STATED TASK A:
Translate this sentence from the EMR SaaS installation guide into Spanish: "The entire process should take a few minutes."

PASSAGE TO READ:
-- START --

# EMR SaaS Installation

## Summary

This guide shows how to grant DataFlint **read-only** access to Amazon EMR metadata via **cross-account IAM role assumption**. It applies to **EMR on EC2**, **EMR Serverless**, and **EMR on EKS (IAM called this "EMR Containers")**.

For the broader SaaS threat model and stability notes, see [SaaS Security & Stability](/dataflint-for-spark/saas/saas-security-and-stability.md).

You will:

1. Create a dedicated IAM role in your AWS account.
2. Add a trust policy that allows the DataFlint service role to assume it.
3. Attach a minimal read-only policy for EMR / EMR Containers APIs.
4. Share the role ARN + regions with DataFlint.

The entire process should take a few minutes.

{% hint style="info" %}
You need to repeat this per AWS account you want DataFlint to read from.
{% endhint %}

{% hint style="warning" %}
Cross-account roles must use an **External ID**. Ask DataFlint for your `CUSTOMER_EXTERNAL_ID` and the DataFlint AWS account details.

-- END --

Element location listings:

-- START --

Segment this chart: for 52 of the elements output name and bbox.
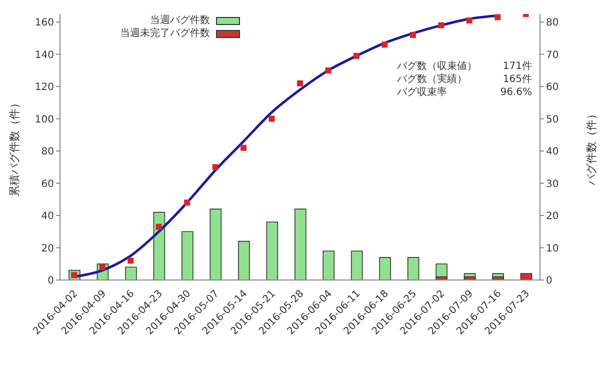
bar xyxy=(182,231,194,280)
bar xyxy=(520,273,532,280)
point xyxy=(466,17,472,24)
bar xyxy=(379,257,391,280)
text: バグ収束率 96.6% xyxy=(397,87,532,98)
bar xyxy=(125,266,137,280)
y2-tick-label: 80 xyxy=(546,18,559,29)
y2-tick-label: 0 xyxy=(546,276,552,287)
point xyxy=(212,164,218,170)
y-tick-label: 40 xyxy=(41,211,54,222)
legend-label: 当週バグ件数 xyxy=(150,14,210,27)
bar xyxy=(322,250,335,280)
y2-tick-label: 30 xyxy=(546,178,559,190)
y-tick-label: 120 xyxy=(34,82,54,94)
point xyxy=(99,264,106,270)
point xyxy=(128,258,134,264)
y-tick-label: 140 xyxy=(34,50,54,61)
bar xyxy=(153,212,166,280)
point xyxy=(240,144,247,151)
bar xyxy=(210,208,222,280)
y2-tick-label: 10 xyxy=(546,243,559,254)
point xyxy=(494,14,501,20)
point xyxy=(325,67,332,74)
y-tick-label: 160 xyxy=(34,18,54,29)
point xyxy=(353,52,360,59)
point xyxy=(410,32,416,38)
bar xyxy=(238,240,250,280)
y2-tick-label: 50 xyxy=(546,114,559,126)
point xyxy=(297,80,303,86)
y2-tick-label: 20 xyxy=(546,211,559,222)
bar xyxy=(294,208,306,280)
legend-label: 当週未完了バグ件数 xyxy=(120,27,210,40)
point xyxy=(156,224,162,230)
y2-tick-label: 70 xyxy=(546,50,559,61)
point xyxy=(184,200,190,206)
bar xyxy=(407,257,420,280)
bar xyxy=(266,222,278,280)
text: バグ数（収束値） 171件 xyxy=(397,61,532,72)
point xyxy=(268,116,275,122)
point xyxy=(438,22,444,28)
y-tick-label: 60 xyxy=(41,178,54,190)
text: バグ数（実績） 165件 xyxy=(397,74,532,85)
y2-tick-label: 40 xyxy=(546,146,559,158)
point xyxy=(382,42,388,48)
y-axis-title: 累積バグ件数（件） xyxy=(8,98,21,196)
y-tick-label: 80 xyxy=(41,146,54,158)
y-tick-label: 0 xyxy=(48,276,54,287)
y-tick-label: 20 xyxy=(41,243,54,254)
y2-axis-title: バグ件数（件） xyxy=(584,108,598,186)
bar xyxy=(350,250,363,280)
y2-tick-label: 60 xyxy=(546,82,559,94)
y-tick-label: 100 xyxy=(34,114,54,126)
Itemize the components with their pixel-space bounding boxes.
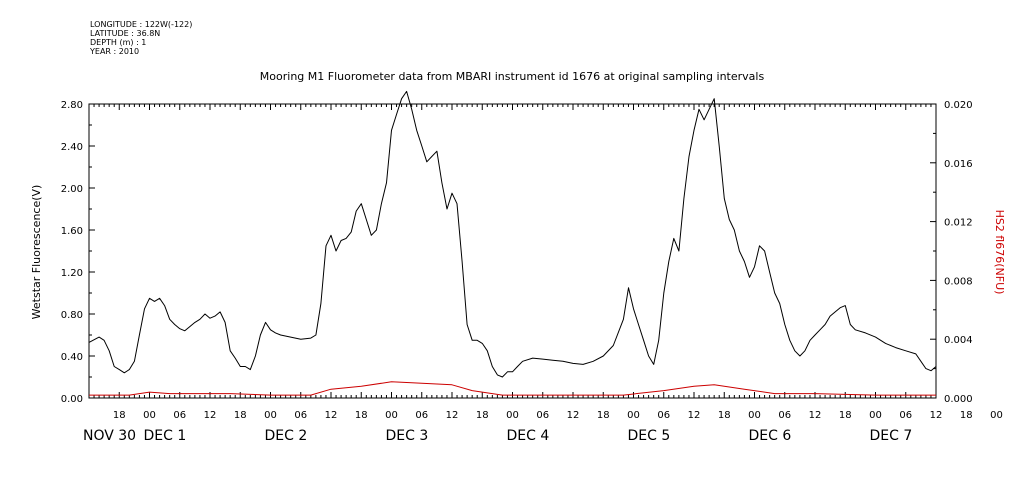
x-tick-label: 06 — [657, 410, 670, 421]
y-right-tick-label: 0.000 — [944, 394, 973, 405]
x-tick-label: 12 — [204, 410, 217, 421]
x-tick-label: 00 — [506, 410, 519, 421]
x-tick-label: 12 — [446, 410, 459, 421]
x-day-label: DEC 2 — [265, 428, 308, 444]
x-day-label: DEC 5 — [628, 428, 671, 444]
y-left-tick-label: 2.40 — [61, 142, 83, 153]
x-day-label: DEC 7 — [870, 428, 913, 444]
y-right-tick-label: 0.004 — [944, 335, 973, 346]
x-tick-label: 06 — [415, 410, 428, 421]
x-tick-label: 18 — [355, 410, 368, 421]
x-tick-label: 06 — [173, 410, 186, 421]
plot-frame — [88, 103, 937, 399]
y-left-tick-label: 0.40 — [61, 352, 83, 363]
x-tick-label: 06 — [899, 410, 912, 421]
y-left-tick-label: 0.00 — [61, 394, 83, 405]
y-axis-label-right: HS2 fl676(NFU) — [993, 210, 1006, 295]
chart-title: Mooring M1 Fluorometer data from MBARI i… — [260, 70, 765, 83]
x-tick-label: 00 — [627, 410, 640, 421]
series-layer — [88, 90, 937, 396]
x-tick-label: 12 — [567, 410, 580, 421]
x-tick-label: 06 — [778, 410, 791, 421]
x-tick-label: 12 — [809, 410, 822, 421]
x-tick-label: 00 — [264, 410, 277, 421]
x-day-label: NOV 30 — [83, 428, 136, 444]
y-right-tick-label: 0.012 — [944, 218, 973, 229]
meta-year: YEAR : 2010 — [90, 47, 140, 56]
y-axis-label-left: Wetstar Fluorescence(V) — [30, 185, 43, 320]
x-tick-label: 12 — [688, 410, 701, 421]
x-tick-label: 18 — [597, 410, 610, 421]
x-tick-label: 00 — [748, 410, 761, 421]
y-right-tick-label: 0.016 — [944, 159, 973, 170]
x-tick-label: 18 — [113, 410, 126, 421]
meta-depth: DEPTH (m) : 1 — [90, 38, 147, 47]
y-left-tick-label: 0.80 — [61, 310, 83, 321]
y-left-tick-label: 1.20 — [61, 268, 83, 279]
metadata-block: LONGITUDE : 122W(-122) LATITUDE : 36.8N … — [90, 20, 192, 56]
x-tick-label: 18 — [960, 410, 973, 421]
x-tick-label: 12 — [930, 410, 943, 421]
x-day-label: DEC 6 — [749, 428, 792, 444]
y-left-tick-label: 1.60 — [61, 226, 83, 237]
y-left-tick-label: 2.80 — [61, 100, 83, 111]
x-tick-label: 18 — [234, 410, 247, 421]
x-tick-label: 00 — [385, 410, 398, 421]
x-tick-label: 00 — [990, 410, 1003, 421]
x-tick-label: 06 — [294, 410, 307, 421]
y-right-tick-label: 0.020 — [944, 100, 973, 111]
x-day-label: DEC 3 — [386, 428, 429, 444]
x-tick-label: 18 — [718, 410, 731, 421]
meta-latitude: LATITUDE : 36.8N — [90, 29, 161, 38]
plot-axes: 18 00 06 12 18 00 06 12 18 00 06 12 18 00 06 12 18 00 06 12… — [61, 100, 1003, 444]
y-left-tick-label: 2.00 — [61, 184, 83, 195]
y-right-tick-label: 0.008 — [944, 276, 973, 287]
x-tick-label: 18 — [839, 410, 852, 421]
x-day-label: DEC 4 — [507, 428, 550, 444]
x-day-label: DEC 1 — [144, 428, 187, 444]
x-tick-label: 06 — [536, 410, 549, 421]
meta-longitude: LONGITUDE : 122W(-122) — [90, 20, 193, 29]
x-tick-label: 12 — [325, 410, 338, 421]
series-line-wetstar — [88, 90, 937, 378]
series-line-hs2 — [89, 381, 936, 396]
x-tick-label: 18 — [476, 410, 489, 421]
x-tick-label: 00 — [143, 410, 156, 421]
x-tick-label: 00 — [869, 410, 882, 421]
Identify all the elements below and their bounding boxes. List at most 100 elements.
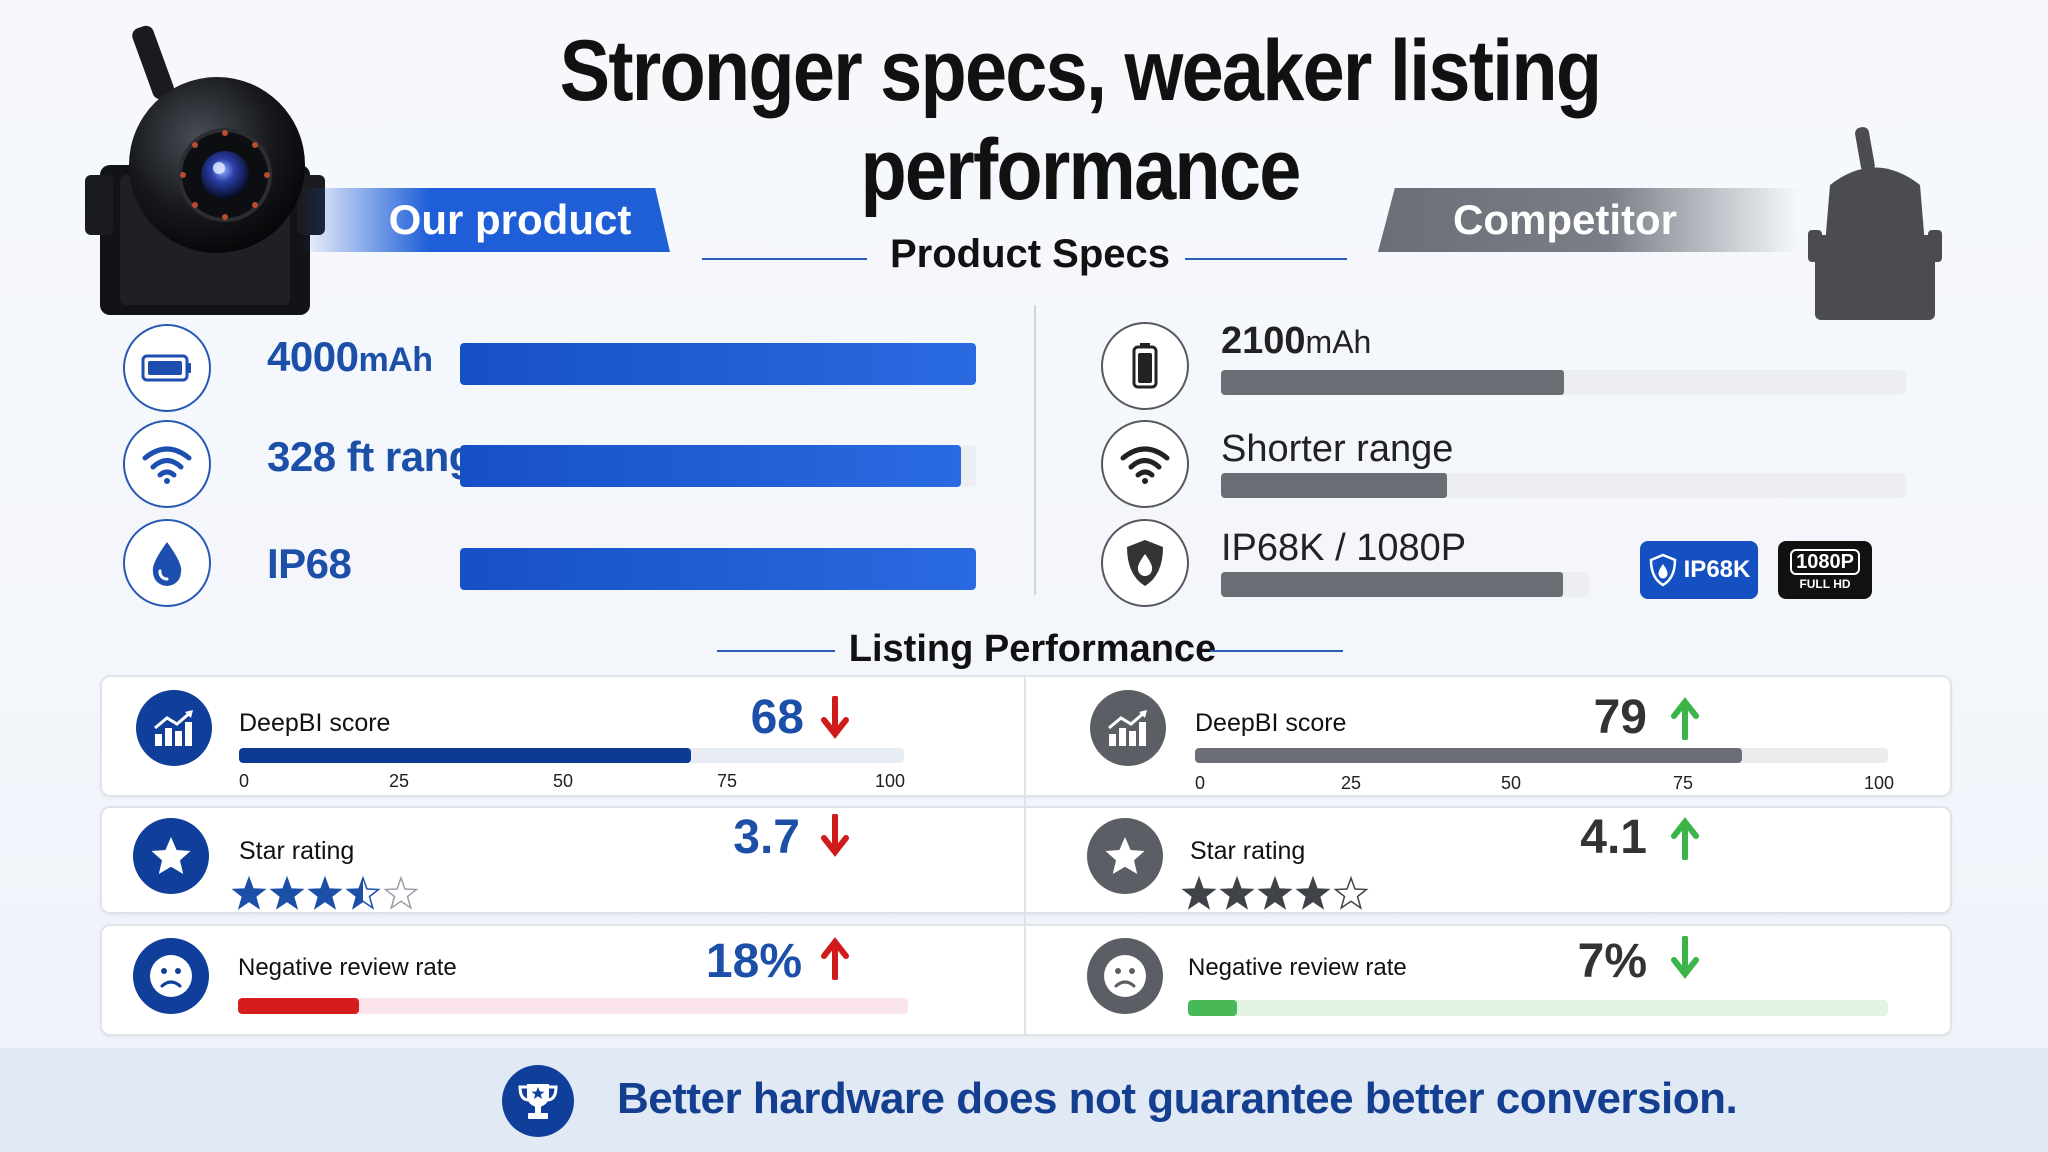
competitor-shield-drop-icon — [1101, 519, 1189, 607]
competitor-deepbi-chart-icon — [1090, 690, 1166, 766]
our-deepbi-bar — [239, 748, 904, 763]
our-deepbi-chart-icon — [136, 690, 212, 766]
competitor-battery-bar — [1221, 370, 1906, 395]
our-star-icon — [133, 818, 209, 894]
competitor-deepbi-tick-100: 100 — [1864, 773, 1895, 793]
our-deepbi-tick-50: 50 — [553, 771, 574, 791]
competitor-deepbi-label: DeepBI score — [1195, 709, 1347, 737]
competitor-label: Competitor — [1453, 196, 1677, 243]
our-battery-value: 4000mAh — [267, 333, 433, 380]
competitor-negative-review-bar-fill — [1188, 1000, 1237, 1016]
competitor-deepbi-tick-50: 50 — [1501, 773, 1522, 793]
our-star-3 — [307, 875, 343, 910]
competitor-deepbi-axis: 0 25 50 75 100 — [1195, 773, 1894, 795]
competitor-star-rating-value: 4.1 — [1580, 811, 1647, 864]
our-negative-review-bar-fill — [238, 998, 359, 1014]
our-negative-review-label: Negative review rate — [238, 954, 457, 981]
competitor-star-rating-label: Star rating — [1190, 837, 1306, 865]
competitor-battery-icon — [1101, 322, 1189, 410]
our-ip-bar-fill — [460, 548, 976, 590]
competitor-deepbi-tick-75: 75 — [1673, 773, 1694, 793]
our-range-bar — [460, 445, 976, 487]
our-star-1 — [231, 875, 267, 910]
our-ip-value: IP68 — [267, 540, 352, 587]
our-star-rating-value: 3.7 — [733, 811, 800, 864]
ip68k-badge: IP68K — [1640, 541, 1758, 599]
competitor-deepbi-bar — [1195, 748, 1888, 763]
our-negative-review-bar — [238, 998, 908, 1014]
fullhd-badge: 1080P FULL HD — [1778, 541, 1872, 599]
our-star-5 — [383, 875, 419, 910]
our-deepbi-value: 68 — [750, 691, 804, 744]
competitor-battery-value: 2100mAh — [1221, 320, 1372, 362]
competitor-sad-face-icon — [1087, 938, 1163, 1014]
our-star-2 — [269, 875, 305, 910]
fullhd-badge-label: FULL HD — [1799, 577, 1851, 591]
competitor-ip-bar — [1221, 572, 1589, 597]
competitor-deepbi-tick-0: 0 — [1195, 773, 1206, 793]
our-product-camera-image — [85, 25, 325, 315]
negative-review-card — [100, 924, 1952, 1036]
our-battery-bar-fill — [460, 343, 976, 385]
page-title: Stronger specs, weaker listing performan… — [559, 23, 1603, 218]
competitor-range-bar-fill — [1221, 473, 1448, 498]
product-specs-heading: Product Specs — [889, 232, 1171, 276]
competitor-deepbi-value: 79 — [1593, 691, 1647, 744]
competitor-star-rating-stars — [1181, 875, 1369, 910]
our-deepbi-tick-100: 100 — [875, 771, 906, 791]
competitor-star-4 — [1295, 875, 1331, 910]
our-ip-bar — [460, 548, 976, 590]
competitor-ribbon: Competitor — [1378, 188, 1798, 252]
competitor-deepbi-up-arrow-icon — [1671, 697, 1699, 740]
our-range-bar-fill — [460, 445, 961, 487]
our-deepbi-axis: 0 25 50 75 100 — [239, 771, 906, 793]
metrics-divider — [1024, 677, 1026, 1034]
our-wifi-icon — [123, 420, 211, 508]
column-divider — [1034, 305, 1036, 595]
our-battery-bar — [460, 343, 976, 385]
listing-performance-heading: Listing Performance — [848, 628, 1217, 670]
competitor-deepbi-tick-25: 25 — [1341, 773, 1362, 793]
shield-icon — [1649, 553, 1676, 587]
deepbi-card — [100, 675, 1952, 797]
our-deepbi-tick-75: 75 — [717, 771, 738, 791]
our-range-value: 328 ft range — [267, 433, 497, 480]
competitor-star-up-arrow-icon — [1671, 817, 1699, 860]
competitor-camera-silhouette — [1808, 127, 1942, 320]
our-water-drop-icon — [123, 519, 211, 607]
footer-banner — [0, 1048, 2048, 1152]
performance-heading-line-right — [1210, 650, 1343, 652]
competitor-range-value: Shorter range — [1221, 428, 1454, 470]
trophy-icon — [502, 1065, 574, 1137]
competitor-ip-bar-fill — [1221, 572, 1564, 597]
competitor-wifi-icon — [1101, 420, 1189, 508]
ip68k-badge-label: IP68K — [1683, 556, 1751, 583]
our-deepbi-down-arrow-icon — [821, 696, 849, 739]
competitor-star-3 — [1257, 875, 1293, 910]
competitor-range-bar — [1221, 473, 1906, 498]
fullhd-badge-resolution: 1080P — [1790, 549, 1860, 575]
our-sad-face-icon — [133, 938, 209, 1014]
our-negative-up-arrow-icon — [821, 937, 849, 980]
our-product-label: Our product — [388, 196, 632, 243]
our-deepbi-tick-0: 0 — [239, 771, 250, 791]
our-negative-review-value: 18% — [705, 935, 802, 988]
our-product-ribbon: Our product — [300, 188, 670, 252]
competitor-star-1 — [1181, 875, 1217, 910]
competitor-ip-value: IP68K / 1080P — [1221, 527, 1467, 569]
competitor-negative-review-bar — [1188, 1000, 1888, 1016]
our-deepbi-label: DeepBI score — [239, 709, 391, 737]
competitor-deepbi-bar-fill — [1195, 748, 1743, 763]
competitor-negative-review-label: Negative review rate — [1188, 954, 1407, 981]
our-deepbi-tick-25: 25 — [389, 771, 410, 791]
our-battery-icon — [123, 324, 211, 412]
competitor-star-5 — [1333, 875, 1369, 910]
competitor-star-icon — [1087, 818, 1163, 894]
footer-message: Better hardware does not guarantee bette… — [617, 1074, 1738, 1123]
competitor-negative-review-value: 7% — [1577, 935, 1647, 988]
our-star-rating-label: Star rating — [239, 837, 355, 865]
specs-heading-line-right — [1185, 258, 1347, 260]
our-star-down-arrow-icon — [821, 814, 849, 857]
competitor-star-2 — [1219, 875, 1255, 910]
our-deepbi-bar-fill — [239, 748, 692, 763]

-- END --

STATED TASK B:
Put everything in the records from the line containing "competitor-shield-drop-icon — [1101, 519, 1189, 607]" down to the line containing "competitor-battery-value: 2100mAh —", both included, into a JSON list of strings with one string per line.

TASK OUTPUT A:
Todo el proceso debería tomar unos minutos.

TASK OUTPUT B:
[
  "competitor-shield-drop-icon — [1101, 519, 1189, 607]",
  "competitor-deepbi-chart-icon — [1090, 690, 1166, 766]",
  "our-deepbi-bar — [239, 748, 904, 763]",
  "our-deepbi-chart-icon — [136, 690, 212, 766]",
  "competitor-battery-bar — [1221, 370, 1906, 395]",
  "our-star-icon — [133, 818, 209, 894]",
  "competitor-deepbi-tick-100: 100 — [1864, 773, 1895, 793]",
  "our-deepbi-tick-50: 50 — [553, 771, 574, 791]",
  "competitor-deepbi-label: DeepBI score — [1195, 709, 1347, 737]",
  "competitor-label: Competitor — [1453, 196, 1677, 243]",
  "our-battery-value: 4000mAh — [267, 333, 433, 380]",
  "competitor-negative-review-bar-fill — [1188, 1000, 1237, 1016]",
  "competitor-deepbi-tick-50: 50 — [1501, 773, 1522, 793]",
  "our-star-3 — [307, 875, 343, 910]",
  "competitor-deepbi-axis: 0 25 50 75 100 — [1195, 773, 1894, 795]",
  "competitor-star-rating-value: 4.1 — [1580, 811, 1647, 864]",
  "our-negative-review-bar-fill — [238, 998, 359, 1014]",
  "our-negative-review-label: Negative review rate — [238, 954, 457, 981]",
  "competitor-star-rating-label: Star rating — [1190, 837, 1306, 865]",
  "competitor-battery-icon — [1101, 322, 1189, 410]",
  "our-ip-bar-fill — [460, 548, 976, 590]",
  "competitor-deepbi-tick-75: 75 — [1673, 773, 1694, 793]",
  "our-range-bar — [460, 445, 976, 487]",
  "our-star-1 — [231, 875, 267, 910]",
  "our-ip-value: IP68 — [267, 540, 352, 587]",
  "our-star-rating-value: 3.7 — [733, 811, 800, 864]",
  "ip68k-badge: IP68K — [1640, 541, 1758, 599]",
  "competitor-deepbi-bar — [1195, 748, 1888, 763]",
  "our-negative-review-bar — [238, 998, 908, 1014]",
  "fullhd-badge: 1080P FULL HD — [1778, 541, 1872, 599]",
  "our-star-5 — [383, 875, 419, 910]",
  "our-deepbi-value: 68 — [750, 691, 804, 744]",
  "competitor-battery-value: 2100mAh — [1221, 320, 1372, 362]"
]